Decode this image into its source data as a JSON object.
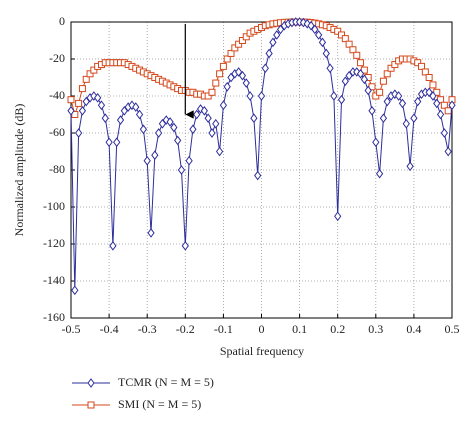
{
  "chart_data": {
    "type": "line",
    "xlabel": "Spatial frequency",
    "ylabel": "Normalized amplitude (dB)",
    "x": [
      -0.5,
      -0.49,
      -0.48,
      -0.47,
      -0.46,
      -0.45,
      -0.44,
      -0.43,
      -0.42,
      -0.41,
      -0.4,
      -0.39,
      -0.38,
      -0.37,
      -0.36,
      -0.35,
      -0.34,
      -0.33,
      -0.32,
      -0.31,
      -0.3,
      -0.29,
      -0.28,
      -0.27,
      -0.26,
      -0.25,
      -0.24,
      -0.23,
      -0.22,
      -0.21,
      -0.2,
      -0.19,
      -0.18,
      -0.17,
      -0.16,
      -0.15,
      -0.14,
      -0.13,
      -0.12,
      -0.11,
      -0.1,
      -0.09,
      -0.08,
      -0.07,
      -0.06,
      -0.05,
      -0.04,
      -0.03,
      -0.02,
      -0.01,
      0,
      0.01,
      0.02,
      0.03,
      0.04,
      0.05,
      0.06,
      0.07,
      0.08,
      0.09,
      0.1,
      0.11,
      0.12,
      0.13,
      0.14,
      0.15,
      0.16,
      0.17,
      0.18,
      0.19,
      0.2,
      0.21,
      0.22,
      0.23,
      0.24,
      0.25,
      0.26,
      0.27,
      0.28,
      0.29,
      0.3,
      0.31,
      0.32,
      0.33,
      0.34,
      0.35,
      0.36,
      0.37,
      0.38,
      0.39,
      0.4,
      0.41,
      0.42,
      0.43,
      0.44,
      0.45,
      0.46,
      0.47,
      0.48,
      0.49,
      0.5
    ],
    "series": [
      {
        "name": "TCMR (N = M = 5)",
        "color": "#2e2e9c",
        "marker": "diamond",
        "values": [
          -48,
          -145,
          -60,
          -48,
          -43,
          -41,
          -40,
          -41,
          -45,
          -52,
          -65,
          -121,
          -65,
          -53,
          -48,
          -46,
          -45,
          -46,
          -50,
          -58,
          -75,
          -114,
          -72,
          -60,
          -55,
          -53,
          -54,
          -57,
          -64,
          -80,
          -121,
          -75,
          -58,
          -50,
          -47,
          -48,
          -52,
          -60,
          -55,
          -70,
          -45,
          -35,
          -30,
          -28,
          -27,
          -29,
          -33,
          -40,
          -52,
          -83,
          -40,
          -25,
          -17,
          -11,
          -7,
          -4,
          -2,
          -1,
          -0.3,
          0,
          0,
          -0.3,
          -1,
          -2,
          -4,
          -7,
          -11,
          -17,
          -25,
          -40,
          -105,
          -42,
          -32,
          -29,
          -27,
          -27,
          -28,
          -31,
          -37,
          -48,
          -65,
          -82,
          -52,
          -43,
          -40,
          -39,
          -40,
          -44,
          -55,
          -78,
          -52,
          -43,
          -39,
          -38,
          -38,
          -40,
          -44,
          -50,
          -60,
          -70,
          -45
        ]
      },
      {
        "name": "SMI (N = M = 5)",
        "color": "#d4481c",
        "marker": "square",
        "values": [
          -42,
          -50,
          -44,
          -36,
          -31,
          -28,
          -26,
          -24,
          -23,
          -22,
          -22,
          -22,
          -22,
          -22,
          -22,
          -23,
          -24,
          -25,
          -26,
          -27,
          -28,
          -29,
          -30,
          -31,
          -32,
          -33,
          -34,
          -35,
          -36,
          -37,
          -37,
          -38,
          -38,
          -39,
          -39,
          -40,
          -40,
          -38,
          -33,
          -28,
          -24,
          -20,
          -17,
          -14,
          -12,
          -10,
          -8,
          -6,
          -5,
          -4,
          -3,
          -2,
          -1.5,
          -1,
          -0.7,
          -0.4,
          -0.2,
          -0.1,
          0,
          0,
          0,
          0,
          -0.1,
          -0.3,
          -0.6,
          -1,
          -1.5,
          -2,
          -3,
          -4,
          -5,
          -7,
          -9,
          -12,
          -15,
          -18,
          -22,
          -26,
          -30,
          -35,
          -40,
          -38,
          -32,
          -28,
          -25,
          -23,
          -21,
          -20,
          -20,
          -20,
          -21,
          -22,
          -24,
          -27,
          -30,
          -34,
          -38,
          -42,
          -45,
          -48,
          -42
        ]
      }
    ],
    "xlim": [
      -0.5,
      0.5
    ],
    "xticks": [
      -0.5,
      -0.4,
      -0.3,
      -0.2,
      -0.1,
      0,
      0.1,
      0.2,
      0.3,
      0.4,
      0.5
    ],
    "ylim": [
      -160,
      0
    ],
    "yticks": [
      0,
      -20,
      -40,
      -60,
      -80,
      -100,
      -120,
      -140,
      -160
    ],
    "grid": true,
    "legend": "bottom"
  }
}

****************************************

▶ Written problem:
Any pictures should be dropped; transcribe the rest of the records above exactly.

▶ Exercise answer:
Decode this image into its source data as a JSON object.
{
  "chart_data": {
    "type": "line",
    "xlabel": "Spatial frequency",
    "ylabel": "Normalized amplitude (dB)",
    "x": [
      -0.5,
      -0.49,
      -0.48,
      -0.47,
      -0.46,
      -0.45,
      -0.44,
      -0.43,
      -0.42,
      -0.41,
      -0.4,
      -0.39,
      -0.38,
      -0.37,
      -0.36,
      -0.35,
      -0.34,
      -0.33,
      -0.32,
      -0.31,
      -0.3,
      -0.29,
      -0.28,
      -0.27,
      -0.26,
      -0.25,
      -0.24,
      -0.23,
      -0.22,
      -0.21,
      -0.2,
      -0.19,
      -0.18,
      -0.17,
      -0.16,
      -0.15,
      -0.14,
      -0.13,
      -0.12,
      -0.11,
      -0.1,
      -0.09,
      -0.08,
      -0.07,
      -0.06,
      -0.05,
      -0.04,
      -0.03,
      -0.02,
      -0.01,
      0,
      0.01,
      0.02,
      0.03,
      0.04,
      0.05,
      0.06,
      0.07,
      0.08,
      0.09,
      0.1,
      0.11,
      0.12,
      0.13,
      0.14,
      0.15,
      0.16,
      0.17,
      0.18,
      0.19,
      0.2,
      0.21,
      0.22,
      0.23,
      0.24,
      0.25,
      0.26,
      0.27,
      0.28,
      0.29,
      0.3,
      0.31,
      0.32,
      0.33,
      0.34,
      0.35,
      0.36,
      0.37,
      0.38,
      0.39,
      0.4,
      0.41,
      0.42,
      0.43,
      0.44,
      0.45,
      0.46,
      0.47,
      0.48,
      0.49,
      0.5
    ],
    "series": [
      {
        "name": "TCMR (N = M = 5)",
        "color": "#2e2e9c",
        "marker": "diamond",
        "values": [
          -48,
          -145,
          -60,
          -48,
          -43,
          -41,
          -40,
          -41,
          -45,
          -52,
          -65,
          -121,
          -65,
          -53,
          -48,
          -46,
          -45,
          -46,
          -50,
          -58,
          -75,
          -114,
          -72,
          -60,
          -55,
          -53,
          -54,
          -57,
          -64,
          -80,
          -121,
          -75,
          -58,
          -50,
          -47,
          -48,
          -52,
          -60,
          -55,
          -70,
          -45,
          -35,
          -30,
          -28,
          -27,
          -29,
          -33,
          -40,
          -52,
          -83,
          -40,
          -25,
          -17,
          -11,
          -7,
          -4,
          -2,
          -1,
          -0.3,
          0,
          0,
          -0.3,
          -1,
          -2,
          -4,
          -7,
          -11,
          -17,
          -25,
          -40,
          -105,
          -42,
          -32,
          -29,
          -27,
          -27,
          -28,
          -31,
          -37,
          -48,
          -65,
          -82,
          -52,
          -43,
          -40,
          -39,
          -40,
          -44,
          -55,
          -78,
          -52,
          -43,
          -39,
          -38,
          -38,
          -40,
          -44,
          -50,
          -60,
          -70,
          -45
        ]
      },
      {
        "name": "SMI (N = M = 5)",
        "color": "#d4481c",
        "marker": "square",
        "values": [
          -42,
          -50,
          -44,
          -36,
          -31,
          -28,
          -26,
          -24,
          -23,
          -22,
          -22,
          -22,
          -22,
          -22,
          -22,
          -23,
          -24,
          -25,
          -26,
          -27,
          -28,
          -29,
          -30,
          -31,
          -32,
          -33,
          -34,
          -35,
          -36,
          -37,
          -37,
          -38,
          -38,
          -39,
          -39,
          -40,
          -40,
          -38,
          -33,
          -28,
          -24,
          -20,
          -17,
          -14,
          -12,
          -10,
          -8,
          -6,
          -5,
          -4,
          -3,
          -2,
          -1.5,
          -1,
          -0.7,
          -0.4,
          -0.2,
          -0.1,
          0,
          0,
          0,
          0,
          -0.1,
          -0.3,
          -0.6,
          -1,
          -1.5,
          -2,
          -3,
          -4,
          -5,
          -7,
          -9,
          -12,
          -15,
          -18,
          -22,
          -26,
          -30,
          -35,
          -40,
          -38,
          -32,
          -28,
          -25,
          -23,
          -21,
          -20,
          -20,
          -20,
          -21,
          -22,
          -24,
          -27,
          -30,
          -34,
          -38,
          -42,
          -45,
          -48,
          -42
        ]
      }
    ],
    "xlim": [
      -0.5,
      0.5
    ],
    "xticks": [
      -0.5,
      -0.4,
      -0.3,
      -0.2,
      -0.1,
      0,
      0.1,
      0.2,
      0.3,
      0.4,
      0.5
    ],
    "ylim": [
      -160,
      0
    ],
    "yticks": [
      0,
      -20,
      -40,
      -60,
      -80,
      -100,
      -120,
      -140,
      -160
    ],
    "grid": true,
    "legend": "bottom"
  }
}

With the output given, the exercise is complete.